-- RAW DATA --
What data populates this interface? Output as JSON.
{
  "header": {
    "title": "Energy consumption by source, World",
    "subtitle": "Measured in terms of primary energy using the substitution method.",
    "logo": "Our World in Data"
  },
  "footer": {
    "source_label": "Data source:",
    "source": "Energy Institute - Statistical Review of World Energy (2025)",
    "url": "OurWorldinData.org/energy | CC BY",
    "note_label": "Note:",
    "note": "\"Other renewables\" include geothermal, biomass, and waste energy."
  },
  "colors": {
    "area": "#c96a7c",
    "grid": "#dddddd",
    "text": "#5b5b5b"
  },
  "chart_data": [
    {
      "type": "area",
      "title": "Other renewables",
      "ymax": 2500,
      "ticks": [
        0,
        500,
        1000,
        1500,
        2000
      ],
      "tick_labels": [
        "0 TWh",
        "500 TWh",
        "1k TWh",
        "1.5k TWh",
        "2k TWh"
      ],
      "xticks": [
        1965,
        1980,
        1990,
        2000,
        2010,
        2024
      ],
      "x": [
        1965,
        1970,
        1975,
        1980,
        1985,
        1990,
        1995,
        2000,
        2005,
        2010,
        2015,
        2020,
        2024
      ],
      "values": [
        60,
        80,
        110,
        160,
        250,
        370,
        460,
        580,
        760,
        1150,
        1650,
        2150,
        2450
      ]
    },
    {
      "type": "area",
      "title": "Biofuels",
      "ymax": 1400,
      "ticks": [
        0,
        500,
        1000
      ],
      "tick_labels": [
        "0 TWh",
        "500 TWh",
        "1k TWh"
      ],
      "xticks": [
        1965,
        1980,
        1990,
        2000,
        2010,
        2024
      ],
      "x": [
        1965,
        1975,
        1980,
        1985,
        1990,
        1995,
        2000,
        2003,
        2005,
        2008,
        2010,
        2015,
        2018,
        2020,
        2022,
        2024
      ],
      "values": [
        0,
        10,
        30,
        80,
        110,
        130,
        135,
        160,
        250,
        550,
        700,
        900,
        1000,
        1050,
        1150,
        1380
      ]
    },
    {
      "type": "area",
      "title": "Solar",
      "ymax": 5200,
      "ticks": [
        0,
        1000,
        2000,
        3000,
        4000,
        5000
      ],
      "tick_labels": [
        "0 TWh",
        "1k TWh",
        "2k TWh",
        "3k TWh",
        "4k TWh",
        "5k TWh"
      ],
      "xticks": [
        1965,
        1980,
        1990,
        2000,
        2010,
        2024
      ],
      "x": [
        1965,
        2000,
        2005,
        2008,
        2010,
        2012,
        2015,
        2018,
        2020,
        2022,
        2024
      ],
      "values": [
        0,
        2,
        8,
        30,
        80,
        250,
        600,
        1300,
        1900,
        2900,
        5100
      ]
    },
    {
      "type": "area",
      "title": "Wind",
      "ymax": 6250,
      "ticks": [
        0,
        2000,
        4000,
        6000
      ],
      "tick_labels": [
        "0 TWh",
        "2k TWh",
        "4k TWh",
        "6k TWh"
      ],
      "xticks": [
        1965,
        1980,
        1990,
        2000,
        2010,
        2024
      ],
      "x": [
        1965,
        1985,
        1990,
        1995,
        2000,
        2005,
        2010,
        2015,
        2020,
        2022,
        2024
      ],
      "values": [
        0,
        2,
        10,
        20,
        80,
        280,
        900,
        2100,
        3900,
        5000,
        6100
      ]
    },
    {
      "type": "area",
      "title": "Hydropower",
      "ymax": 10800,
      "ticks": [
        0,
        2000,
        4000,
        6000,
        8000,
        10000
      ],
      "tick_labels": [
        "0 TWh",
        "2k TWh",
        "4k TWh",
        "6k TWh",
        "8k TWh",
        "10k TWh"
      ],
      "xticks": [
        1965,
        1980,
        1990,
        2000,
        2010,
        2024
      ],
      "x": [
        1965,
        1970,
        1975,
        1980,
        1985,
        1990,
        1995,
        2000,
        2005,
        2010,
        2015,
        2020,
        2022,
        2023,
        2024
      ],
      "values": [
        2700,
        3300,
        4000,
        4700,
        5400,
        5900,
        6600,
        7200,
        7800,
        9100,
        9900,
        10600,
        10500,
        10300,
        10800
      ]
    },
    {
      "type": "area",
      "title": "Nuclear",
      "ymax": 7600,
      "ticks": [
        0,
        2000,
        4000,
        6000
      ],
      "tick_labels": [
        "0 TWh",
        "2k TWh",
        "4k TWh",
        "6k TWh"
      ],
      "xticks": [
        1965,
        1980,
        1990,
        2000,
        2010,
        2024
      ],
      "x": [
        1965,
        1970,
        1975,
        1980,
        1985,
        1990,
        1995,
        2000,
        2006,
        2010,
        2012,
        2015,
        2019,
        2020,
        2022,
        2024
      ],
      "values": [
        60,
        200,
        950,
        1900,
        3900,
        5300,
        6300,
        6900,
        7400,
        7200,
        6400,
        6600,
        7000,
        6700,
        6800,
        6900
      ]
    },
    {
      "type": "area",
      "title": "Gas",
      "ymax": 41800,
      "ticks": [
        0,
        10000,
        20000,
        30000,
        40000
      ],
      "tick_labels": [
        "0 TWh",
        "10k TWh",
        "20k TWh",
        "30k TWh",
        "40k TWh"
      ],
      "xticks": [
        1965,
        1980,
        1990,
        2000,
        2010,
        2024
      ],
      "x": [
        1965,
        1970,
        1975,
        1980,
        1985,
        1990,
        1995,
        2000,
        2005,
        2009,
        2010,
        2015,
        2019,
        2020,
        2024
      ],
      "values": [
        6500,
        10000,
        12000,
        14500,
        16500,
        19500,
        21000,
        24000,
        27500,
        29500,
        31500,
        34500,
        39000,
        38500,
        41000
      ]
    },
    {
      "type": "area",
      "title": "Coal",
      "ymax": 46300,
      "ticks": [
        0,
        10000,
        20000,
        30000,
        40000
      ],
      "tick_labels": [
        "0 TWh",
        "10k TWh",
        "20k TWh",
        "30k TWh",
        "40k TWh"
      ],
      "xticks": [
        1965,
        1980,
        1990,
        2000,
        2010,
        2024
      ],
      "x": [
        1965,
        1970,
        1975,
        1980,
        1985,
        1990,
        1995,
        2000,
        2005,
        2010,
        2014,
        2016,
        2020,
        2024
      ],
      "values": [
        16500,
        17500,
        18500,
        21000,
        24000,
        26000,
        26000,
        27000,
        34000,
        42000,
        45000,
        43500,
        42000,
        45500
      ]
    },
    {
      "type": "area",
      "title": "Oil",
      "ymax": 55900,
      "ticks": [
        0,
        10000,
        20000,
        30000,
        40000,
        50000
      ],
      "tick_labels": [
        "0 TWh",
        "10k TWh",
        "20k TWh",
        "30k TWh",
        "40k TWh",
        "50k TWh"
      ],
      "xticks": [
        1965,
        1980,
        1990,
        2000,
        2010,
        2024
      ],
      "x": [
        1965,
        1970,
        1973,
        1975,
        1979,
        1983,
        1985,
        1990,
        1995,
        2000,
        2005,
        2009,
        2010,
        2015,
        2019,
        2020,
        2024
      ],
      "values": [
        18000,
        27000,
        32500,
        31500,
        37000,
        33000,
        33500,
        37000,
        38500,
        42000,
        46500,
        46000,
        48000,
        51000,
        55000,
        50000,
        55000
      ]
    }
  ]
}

-- DIRECTION --
Restate each record word for word.

-- WRITTEN SOLUTION --
What data populates this interface? Output as JSON.
{
  "header": {
    "title": "Energy consumption by source, World",
    "subtitle": "Measured in terms of primary energy using the substitution method.",
    "logo": "Our World in Data"
  },
  "footer": {
    "source_label": "Data source:",
    "source": "Energy Institute - Statistical Review of World Energy (2025)",
    "url": "OurWorldinData.org/energy | CC BY",
    "note_label": "Note:",
    "note": "\"Other renewables\" include geothermal, biomass, and waste energy."
  },
  "colors": {
    "area": "#c96a7c",
    "grid": "#dddddd",
    "text": "#5b5b5b"
  },
  "chart_data": [
    {
      "type": "area",
      "title": "Other renewables",
      "ymax": 2500,
      "ticks": [
        0,
        500,
        1000,
        1500,
        2000
      ],
      "tick_labels": [
        "0 TWh",
        "500 TWh",
        "1k TWh",
        "1.5k TWh",
        "2k TWh"
      ],
      "xticks": [
        1965,
        1980,
        1990,
        2000,
        2010,
        2024
      ],
      "x": [
        1965,
        1970,
        1975,
        1980,
        1985,
        1990,
        1995,
        2000,
        2005,
        2010,
        2015,
        2020,
        2024
      ],
      "values": [
        60,
        80,
        110,
        160,
        250,
        370,
        460,
        580,
        760,
        1150,
        1650,
        2150,
        2450
      ]
    },
    {
      "type": "area",
      "title": "Biofuels",
      "ymax": 1400,
      "ticks": [
        0,
        500,
        1000
      ],
      "tick_labels": [
        "0 TWh",
        "500 TWh",
        "1k TWh"
      ],
      "xticks": [
        1965,
        1980,
        1990,
        2000,
        2010,
        2024
      ],
      "x": [
        1965,
        1975,
        1980,
        1985,
        1990,
        1995,
        2000,
        2003,
        2005,
        2008,
        2010,
        2015,
        2018,
        2020,
        2022,
        2024
      ],
      "values": [
        0,
        10,
        30,
        80,
        110,
        130,
        135,
        160,
        250,
        550,
        700,
        900,
        1000,
        1050,
        1150,
        1380
      ]
    },
    {
      "type": "area",
      "title": "Solar",
      "ymax": 5200,
      "ticks": [
        0,
        1000,
        2000,
        3000,
        4000,
        5000
      ],
      "tick_labels": [
        "0 TWh",
        "1k TWh",
        "2k TWh",
        "3k TWh",
        "4k TWh",
        "5k TWh"
      ],
      "xticks": [
        1965,
        1980,
        1990,
        2000,
        2010,
        2024
      ],
      "x": [
        1965,
        2000,
        2005,
        2008,
        2010,
        2012,
        2015,
        2018,
        2020,
        2022,
        2024
      ],
      "values": [
        0,
        2,
        8,
        30,
        80,
        250,
        600,
        1300,
        1900,
        2900,
        5100
      ]
    },
    {
      "type": "area",
      "title": "Wind",
      "ymax": 6250,
      "ticks": [
        0,
        2000,
        4000,
        6000
      ],
      "tick_labels": [
        "0 TWh",
        "2k TWh",
        "4k TWh",
        "6k TWh"
      ],
      "xticks": [
        1965,
        1980,
        1990,
        2000,
        2010,
        2024
      ],
      "x": [
        1965,
        1985,
        1990,
        1995,
        2000,
        2005,
        2010,
        2015,
        2020,
        2022,
        2024
      ],
      "values": [
        0,
        2,
        10,
        20,
        80,
        280,
        900,
        2100,
        3900,
        5000,
        6100
      ]
    },
    {
      "type": "area",
      "title": "Hydropower",
      "ymax": 10800,
      "ticks": [
        0,
        2000,
        4000,
        6000,
        8000,
        10000
      ],
      "tick_labels": [
        "0 TWh",
        "2k TWh",
        "4k TWh",
        "6k TWh",
        "8k TWh",
        "10k TWh"
      ],
      "xticks": [
        1965,
        1980,
        1990,
        2000,
        2010,
        2024
      ],
      "x": [
        1965,
        1970,
        1975,
        1980,
        1985,
        1990,
        1995,
        2000,
        2005,
        2010,
        2015,
        2020,
        2022,
        2023,
        2024
      ],
      "values": [
        2700,
        3300,
        4000,
        4700,
        5400,
        5900,
        6600,
        7200,
        7800,
        9100,
        9900,
        10600,
        10500,
        10300,
        10800
      ]
    },
    {
      "type": "area",
      "title": "Nuclear",
      "ymax": 7600,
      "ticks": [
        0,
        2000,
        4000,
        6000
      ],
      "tick_labels": [
        "0 TWh",
        "2k TWh",
        "4k TWh",
        "6k TWh"
      ],
      "xticks": [
        1965,
        1980,
        1990,
        2000,
        2010,
        2024
      ],
      "x": [
        1965,
        1970,
        1975,
        1980,
        1985,
        1990,
        1995,
        2000,
        2006,
        2010,
        2012,
        2015,
        2019,
        2020,
        2022,
        2024
      ],
      "values": [
        60,
        200,
        950,
        1900,
        3900,
        5300,
        6300,
        6900,
        7400,
        7200,
        6400,
        6600,
        7000,
        6700,
        6800,
        6900
      ]
    },
    {
      "type": "area",
      "title": "Gas",
      "ymax": 41800,
      "ticks": [
        0,
        10000,
        20000,
        30000,
        40000
      ],
      "tick_labels": [
        "0 TWh",
        "10k TWh",
        "20k TWh",
        "30k TWh",
        "40k TWh"
      ],
      "xticks": [
        1965,
        1980,
        1990,
        2000,
        2010,
        2024
      ],
      "x": [
        1965,
        1970,
        1975,
        1980,
        1985,
        1990,
        1995,
        2000,
        2005,
        2009,
        2010,
        2015,
        2019,
        2020,
        2024
      ],
      "values": [
        6500,
        10000,
        12000,
        14500,
        16500,
        19500,
        21000,
        24000,
        27500,
        29500,
        31500,
        34500,
        39000,
        38500,
        41000
      ]
    },
    {
      "type": "area",
      "title": "Coal",
      "ymax": 46300,
      "ticks": [
        0,
        10000,
        20000,
        30000,
        40000
      ],
      "tick_labels": [
        "0 TWh",
        "10k TWh",
        "20k TWh",
        "30k TWh",
        "40k TWh"
      ],
      "xticks": [
        1965,
        1980,
        1990,
        2000,
        2010,
        2024
      ],
      "x": [
        1965,
        1970,
        1975,
        1980,
        1985,
        1990,
        1995,
        2000,
        2005,
        2010,
        2014,
        2016,
        2020,
        2024
      ],
      "values": [
        16500,
        17500,
        18500,
        21000,
        24000,
        26000,
        26000,
        27000,
        34000,
        42000,
        45000,
        43500,
        42000,
        45500
      ]
    },
    {
      "type": "area",
      "title": "Oil",
      "ymax": 55900,
      "ticks": [
        0,
        10000,
        20000,
        30000,
        40000,
        50000
      ],
      "tick_labels": [
        "0 TWh",
        "10k TWh",
        "20k TWh",
        "30k TWh",
        "40k TWh",
        "50k TWh"
      ],
      "xticks": [
        1965,
        1980,
        1990,
        2000,
        2010,
        2024
      ],
      "x": [
        1965,
        1970,
        1973,
        1975,
        1979,
        1983,
        1985,
        1990,
        1995,
        2000,
        2005,
        2009,
        2010,
        2015,
        2019,
        2020,
        2024
      ],
      "values": [
        18000,
        27000,
        32500,
        31500,
        37000,
        33000,
        33500,
        37000,
        38500,
        42000,
        46500,
        46000,
        48000,
        51000,
        55000,
        50000,
        55000
      ]
    }
  ]
}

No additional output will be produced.